··· Input rows ···

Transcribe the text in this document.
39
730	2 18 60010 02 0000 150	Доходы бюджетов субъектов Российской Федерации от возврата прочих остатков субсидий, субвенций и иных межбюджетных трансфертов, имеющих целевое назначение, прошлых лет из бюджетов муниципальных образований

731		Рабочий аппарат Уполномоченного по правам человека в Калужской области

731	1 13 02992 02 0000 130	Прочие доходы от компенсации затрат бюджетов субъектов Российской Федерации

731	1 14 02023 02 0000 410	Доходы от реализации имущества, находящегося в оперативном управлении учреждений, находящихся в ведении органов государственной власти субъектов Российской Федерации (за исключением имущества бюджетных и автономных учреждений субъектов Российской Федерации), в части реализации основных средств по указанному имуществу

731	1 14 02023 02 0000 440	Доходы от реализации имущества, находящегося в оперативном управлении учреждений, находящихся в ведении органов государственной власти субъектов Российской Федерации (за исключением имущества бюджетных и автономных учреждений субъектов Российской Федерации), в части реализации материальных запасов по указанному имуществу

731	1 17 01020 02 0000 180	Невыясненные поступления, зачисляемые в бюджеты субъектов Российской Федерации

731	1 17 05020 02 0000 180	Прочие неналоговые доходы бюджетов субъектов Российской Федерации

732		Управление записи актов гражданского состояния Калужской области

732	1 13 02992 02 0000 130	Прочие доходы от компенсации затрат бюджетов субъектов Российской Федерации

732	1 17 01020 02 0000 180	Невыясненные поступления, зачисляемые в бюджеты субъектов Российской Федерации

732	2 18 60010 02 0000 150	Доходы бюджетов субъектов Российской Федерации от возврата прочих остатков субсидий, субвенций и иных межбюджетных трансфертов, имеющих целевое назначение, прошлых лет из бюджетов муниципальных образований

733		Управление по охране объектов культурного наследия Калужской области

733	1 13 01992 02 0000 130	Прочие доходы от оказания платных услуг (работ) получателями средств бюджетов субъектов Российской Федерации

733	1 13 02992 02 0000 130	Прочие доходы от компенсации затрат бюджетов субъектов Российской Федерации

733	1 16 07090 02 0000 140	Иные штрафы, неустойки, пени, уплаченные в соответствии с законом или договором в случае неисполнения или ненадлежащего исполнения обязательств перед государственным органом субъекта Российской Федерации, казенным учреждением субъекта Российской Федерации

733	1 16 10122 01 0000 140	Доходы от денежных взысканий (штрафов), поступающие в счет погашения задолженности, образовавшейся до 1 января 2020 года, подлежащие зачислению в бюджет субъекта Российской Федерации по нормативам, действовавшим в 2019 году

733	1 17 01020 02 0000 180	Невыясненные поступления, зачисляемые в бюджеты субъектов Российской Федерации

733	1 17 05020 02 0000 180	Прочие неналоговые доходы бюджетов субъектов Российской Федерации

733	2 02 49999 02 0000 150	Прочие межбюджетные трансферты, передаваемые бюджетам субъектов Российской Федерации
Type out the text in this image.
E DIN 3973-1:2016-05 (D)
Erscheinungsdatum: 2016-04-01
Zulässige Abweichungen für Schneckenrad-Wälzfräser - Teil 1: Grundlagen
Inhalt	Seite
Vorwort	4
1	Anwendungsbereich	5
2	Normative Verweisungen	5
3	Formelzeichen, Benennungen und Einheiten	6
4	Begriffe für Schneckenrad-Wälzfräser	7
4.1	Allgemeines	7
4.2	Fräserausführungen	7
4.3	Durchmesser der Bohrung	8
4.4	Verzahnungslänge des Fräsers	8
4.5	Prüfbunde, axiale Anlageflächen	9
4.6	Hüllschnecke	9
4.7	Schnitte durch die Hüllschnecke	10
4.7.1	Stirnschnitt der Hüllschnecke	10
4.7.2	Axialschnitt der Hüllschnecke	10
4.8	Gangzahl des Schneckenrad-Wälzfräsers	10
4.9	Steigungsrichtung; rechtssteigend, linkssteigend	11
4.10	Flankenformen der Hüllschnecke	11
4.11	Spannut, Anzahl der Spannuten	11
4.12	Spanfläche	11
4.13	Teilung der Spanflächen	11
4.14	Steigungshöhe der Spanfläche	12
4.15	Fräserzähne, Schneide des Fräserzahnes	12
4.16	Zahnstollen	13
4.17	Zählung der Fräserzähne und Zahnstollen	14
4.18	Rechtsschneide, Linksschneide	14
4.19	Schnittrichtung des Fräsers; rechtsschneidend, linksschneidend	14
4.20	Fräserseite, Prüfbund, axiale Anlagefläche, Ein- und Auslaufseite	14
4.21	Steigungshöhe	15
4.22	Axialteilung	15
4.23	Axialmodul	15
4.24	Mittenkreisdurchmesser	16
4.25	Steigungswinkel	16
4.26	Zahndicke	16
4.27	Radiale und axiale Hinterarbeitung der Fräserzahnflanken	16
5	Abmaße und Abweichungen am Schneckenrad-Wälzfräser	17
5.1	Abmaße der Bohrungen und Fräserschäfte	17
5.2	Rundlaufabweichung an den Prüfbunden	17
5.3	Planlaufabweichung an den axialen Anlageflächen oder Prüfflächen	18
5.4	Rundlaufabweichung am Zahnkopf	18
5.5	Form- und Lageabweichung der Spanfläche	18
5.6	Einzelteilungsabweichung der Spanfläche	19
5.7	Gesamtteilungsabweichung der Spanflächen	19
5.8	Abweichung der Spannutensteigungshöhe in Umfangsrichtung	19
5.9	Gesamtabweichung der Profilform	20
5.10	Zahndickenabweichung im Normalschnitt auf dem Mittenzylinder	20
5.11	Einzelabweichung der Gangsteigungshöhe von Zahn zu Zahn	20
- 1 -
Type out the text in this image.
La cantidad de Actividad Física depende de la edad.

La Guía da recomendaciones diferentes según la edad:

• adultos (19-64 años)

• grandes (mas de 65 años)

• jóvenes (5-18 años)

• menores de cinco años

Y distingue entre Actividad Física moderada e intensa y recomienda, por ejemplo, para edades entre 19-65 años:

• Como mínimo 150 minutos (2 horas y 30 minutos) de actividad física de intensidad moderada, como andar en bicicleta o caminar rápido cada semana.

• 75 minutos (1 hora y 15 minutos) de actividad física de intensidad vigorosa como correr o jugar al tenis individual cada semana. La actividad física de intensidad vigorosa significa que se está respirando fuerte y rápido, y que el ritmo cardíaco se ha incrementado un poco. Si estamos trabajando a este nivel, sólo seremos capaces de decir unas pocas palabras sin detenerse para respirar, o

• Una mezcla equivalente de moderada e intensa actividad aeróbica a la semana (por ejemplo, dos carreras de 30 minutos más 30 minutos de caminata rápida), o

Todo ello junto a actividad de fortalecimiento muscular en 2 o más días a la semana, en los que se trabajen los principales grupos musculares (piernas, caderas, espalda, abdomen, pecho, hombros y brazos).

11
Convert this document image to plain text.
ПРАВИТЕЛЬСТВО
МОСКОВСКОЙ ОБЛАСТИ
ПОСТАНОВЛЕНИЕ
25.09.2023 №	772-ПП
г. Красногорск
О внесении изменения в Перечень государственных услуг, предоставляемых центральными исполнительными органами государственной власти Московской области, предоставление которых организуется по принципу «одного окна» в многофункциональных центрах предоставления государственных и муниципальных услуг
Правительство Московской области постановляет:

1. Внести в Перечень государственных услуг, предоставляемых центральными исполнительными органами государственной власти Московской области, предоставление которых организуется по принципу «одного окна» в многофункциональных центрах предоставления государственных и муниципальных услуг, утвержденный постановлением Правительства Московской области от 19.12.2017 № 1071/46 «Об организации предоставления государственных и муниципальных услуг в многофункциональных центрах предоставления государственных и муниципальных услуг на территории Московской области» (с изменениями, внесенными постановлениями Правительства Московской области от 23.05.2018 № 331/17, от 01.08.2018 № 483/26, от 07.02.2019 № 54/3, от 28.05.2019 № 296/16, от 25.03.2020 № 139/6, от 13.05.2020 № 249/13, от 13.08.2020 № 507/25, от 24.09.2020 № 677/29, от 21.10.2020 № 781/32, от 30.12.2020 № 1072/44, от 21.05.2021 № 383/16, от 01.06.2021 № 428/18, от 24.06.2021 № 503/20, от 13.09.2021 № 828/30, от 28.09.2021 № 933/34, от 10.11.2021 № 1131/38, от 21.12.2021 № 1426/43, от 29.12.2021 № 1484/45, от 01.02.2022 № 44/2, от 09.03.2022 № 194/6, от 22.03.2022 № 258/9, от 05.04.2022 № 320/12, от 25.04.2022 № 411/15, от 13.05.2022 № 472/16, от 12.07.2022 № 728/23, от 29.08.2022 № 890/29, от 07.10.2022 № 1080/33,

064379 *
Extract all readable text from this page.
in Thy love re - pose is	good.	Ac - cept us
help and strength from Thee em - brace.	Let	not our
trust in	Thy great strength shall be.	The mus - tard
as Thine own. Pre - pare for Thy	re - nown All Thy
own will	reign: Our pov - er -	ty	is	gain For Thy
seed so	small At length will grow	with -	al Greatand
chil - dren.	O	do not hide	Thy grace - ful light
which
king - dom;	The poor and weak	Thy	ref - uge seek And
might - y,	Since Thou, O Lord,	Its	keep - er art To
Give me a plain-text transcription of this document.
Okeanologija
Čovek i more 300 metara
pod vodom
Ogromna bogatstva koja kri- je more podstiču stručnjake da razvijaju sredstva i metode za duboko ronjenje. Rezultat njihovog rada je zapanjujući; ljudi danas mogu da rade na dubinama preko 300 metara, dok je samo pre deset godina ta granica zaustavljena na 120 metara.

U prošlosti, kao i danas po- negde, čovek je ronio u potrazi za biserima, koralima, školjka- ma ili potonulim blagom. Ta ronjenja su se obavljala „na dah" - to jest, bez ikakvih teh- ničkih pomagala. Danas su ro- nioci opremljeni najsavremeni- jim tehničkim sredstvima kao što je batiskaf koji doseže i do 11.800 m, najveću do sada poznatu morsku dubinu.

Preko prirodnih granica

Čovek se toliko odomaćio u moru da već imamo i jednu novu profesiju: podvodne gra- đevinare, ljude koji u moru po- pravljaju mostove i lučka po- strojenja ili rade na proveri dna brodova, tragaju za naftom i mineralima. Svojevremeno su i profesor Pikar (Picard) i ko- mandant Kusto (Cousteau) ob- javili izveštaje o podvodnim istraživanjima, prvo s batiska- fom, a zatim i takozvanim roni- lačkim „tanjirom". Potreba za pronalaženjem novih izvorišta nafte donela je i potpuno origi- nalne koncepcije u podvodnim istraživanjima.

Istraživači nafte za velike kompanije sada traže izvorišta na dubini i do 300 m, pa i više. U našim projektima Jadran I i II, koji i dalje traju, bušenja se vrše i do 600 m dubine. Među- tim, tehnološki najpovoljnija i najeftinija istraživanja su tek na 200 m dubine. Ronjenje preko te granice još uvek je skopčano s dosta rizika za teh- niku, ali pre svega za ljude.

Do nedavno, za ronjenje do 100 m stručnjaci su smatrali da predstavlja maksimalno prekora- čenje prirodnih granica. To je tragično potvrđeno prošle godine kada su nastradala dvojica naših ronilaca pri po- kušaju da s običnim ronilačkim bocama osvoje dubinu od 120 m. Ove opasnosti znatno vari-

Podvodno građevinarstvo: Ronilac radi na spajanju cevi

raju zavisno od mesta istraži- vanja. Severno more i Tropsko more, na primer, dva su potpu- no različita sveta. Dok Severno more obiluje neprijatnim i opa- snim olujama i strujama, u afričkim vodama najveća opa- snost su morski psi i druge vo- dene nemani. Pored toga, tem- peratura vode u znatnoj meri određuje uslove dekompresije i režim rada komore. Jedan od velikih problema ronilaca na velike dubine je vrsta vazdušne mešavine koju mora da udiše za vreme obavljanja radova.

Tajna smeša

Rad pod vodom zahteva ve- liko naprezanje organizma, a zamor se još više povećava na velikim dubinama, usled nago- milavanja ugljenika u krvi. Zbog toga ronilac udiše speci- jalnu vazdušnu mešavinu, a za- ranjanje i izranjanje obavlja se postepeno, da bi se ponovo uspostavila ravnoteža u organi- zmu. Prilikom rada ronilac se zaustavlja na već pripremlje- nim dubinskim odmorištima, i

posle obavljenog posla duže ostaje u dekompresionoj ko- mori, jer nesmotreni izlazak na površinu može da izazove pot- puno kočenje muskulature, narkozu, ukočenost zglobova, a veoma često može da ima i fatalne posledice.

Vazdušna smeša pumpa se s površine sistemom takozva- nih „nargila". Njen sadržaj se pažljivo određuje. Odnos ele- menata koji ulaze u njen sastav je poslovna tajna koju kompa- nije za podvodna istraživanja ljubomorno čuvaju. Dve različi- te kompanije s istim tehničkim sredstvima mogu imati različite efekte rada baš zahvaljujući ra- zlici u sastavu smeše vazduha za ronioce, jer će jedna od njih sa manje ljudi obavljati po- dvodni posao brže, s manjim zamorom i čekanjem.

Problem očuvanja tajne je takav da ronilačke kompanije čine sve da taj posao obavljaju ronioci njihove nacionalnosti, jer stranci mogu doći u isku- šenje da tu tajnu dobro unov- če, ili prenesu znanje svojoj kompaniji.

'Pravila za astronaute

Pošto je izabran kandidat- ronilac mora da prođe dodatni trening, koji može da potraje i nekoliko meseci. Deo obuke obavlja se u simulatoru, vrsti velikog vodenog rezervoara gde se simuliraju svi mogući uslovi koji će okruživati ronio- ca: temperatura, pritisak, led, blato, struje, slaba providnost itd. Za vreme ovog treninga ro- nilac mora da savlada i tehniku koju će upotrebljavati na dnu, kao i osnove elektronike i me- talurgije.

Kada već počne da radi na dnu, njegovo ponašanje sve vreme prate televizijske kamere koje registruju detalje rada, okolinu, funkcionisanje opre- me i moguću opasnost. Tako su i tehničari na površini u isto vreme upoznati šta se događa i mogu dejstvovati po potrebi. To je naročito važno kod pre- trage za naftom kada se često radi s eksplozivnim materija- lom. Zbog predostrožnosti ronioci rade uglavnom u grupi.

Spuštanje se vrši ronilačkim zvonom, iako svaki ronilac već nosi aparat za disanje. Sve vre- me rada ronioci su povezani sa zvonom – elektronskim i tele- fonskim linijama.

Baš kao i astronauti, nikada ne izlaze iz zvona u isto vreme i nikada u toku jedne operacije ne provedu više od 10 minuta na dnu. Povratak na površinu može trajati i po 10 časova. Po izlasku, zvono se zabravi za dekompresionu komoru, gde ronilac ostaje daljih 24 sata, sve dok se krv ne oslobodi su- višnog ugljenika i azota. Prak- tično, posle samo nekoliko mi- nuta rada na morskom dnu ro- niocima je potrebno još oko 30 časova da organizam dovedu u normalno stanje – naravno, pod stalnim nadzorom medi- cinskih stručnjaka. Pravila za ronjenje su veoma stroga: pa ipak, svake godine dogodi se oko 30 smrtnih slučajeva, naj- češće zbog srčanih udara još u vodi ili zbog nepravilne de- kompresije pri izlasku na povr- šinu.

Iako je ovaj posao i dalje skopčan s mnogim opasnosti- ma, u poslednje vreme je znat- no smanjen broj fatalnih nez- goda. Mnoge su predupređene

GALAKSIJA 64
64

···

- _Problem_
Pick out each line containing "управлении" and report it.

- _Expected answer_
731	1 14 02023 02 0000 410	Доходы от реализации имущества, находящегося в оперативном управлении учреждений, находящихся в ведении органов государственной власти субъектов Российской Федерации (за исключением имущества бюджетных и автономных учреждений субъектов Российской Федерации), в части реализации основных средств по указанному имуществу
731	1 14 02023 02 0000 440	Доходы от реализации имущества, находящегося в оперативном управлении учреждений, находящихся в ведении органов государственной власти субъектов Российской Федерации (за исключением имущества бюджетных и автономных учреждений субъектов Российской Федерации), в части реализации материальных запасов по указанному имуществу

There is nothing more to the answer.